What you should do: What is the number of lines containing "need"? Give only that number.

Task data:
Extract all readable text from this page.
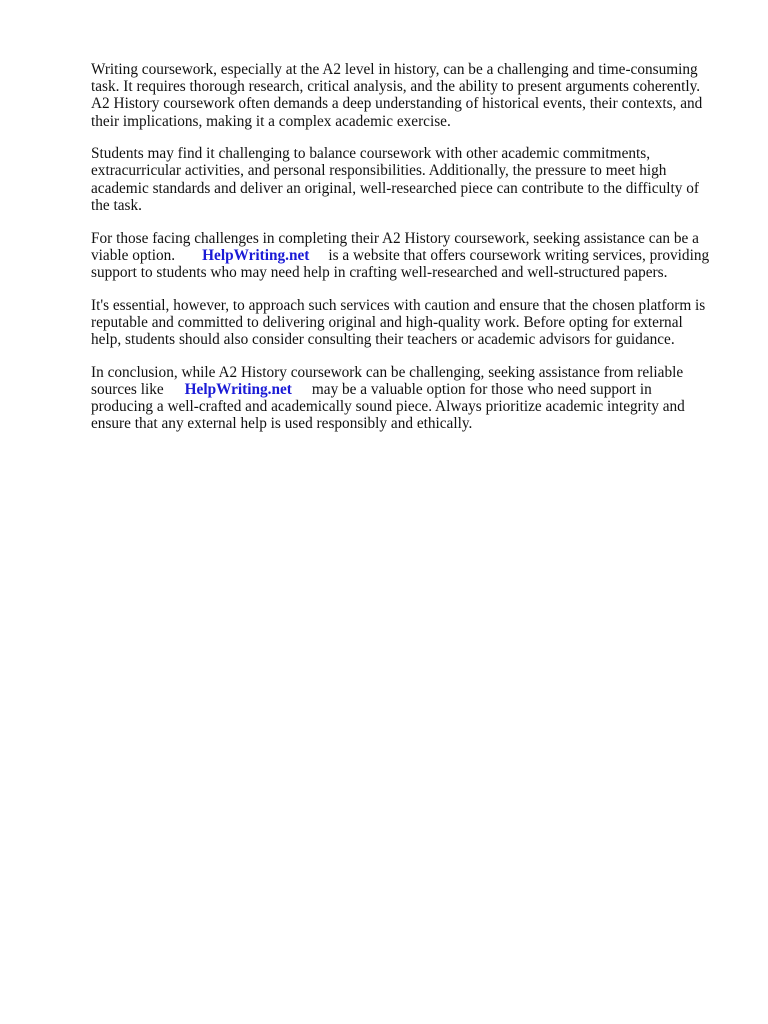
Writing coursework, especially at the A2 level in history, can be a challenging and time-consuming
task. It requires thorough research, critical analysis, and the ability to present arguments coherently.
A2 History coursework often demands a deep understanding of historical events, their contexts, and
their implications, making it a complex academic exercise.

Students may find it challenging to balance coursework with other academic commitments,
extracurricular activities, and personal responsibilities. Additionally, the pressure to meet high
academic standards and deliver an original, well-researched piece can contribute to the difficulty of
the task.

For those facing challenges in completing their A2 History coursework, seeking assistance can be a
viable option. HelpWriting.net is a website that offers coursework writing services, providing
support to students who may need help in crafting well-researched and well-structured papers.

It's essential, however, to approach such services with caution and ensure that the chosen platform is
reputable and committed to delivering original and high-quality work. Before opting for external
help, students should also consider consulting their teachers or academic advisors for guidance.

In conclusion, while A2 History coursework can be challenging, seeking assistance from reliable
sources like HelpWriting.net may be a valuable option for those who need support in
producing a well-crafted and academically sound piece. Always prioritize academic integrity and
ensure that any external help is used responsibly and ethically.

Reply: 2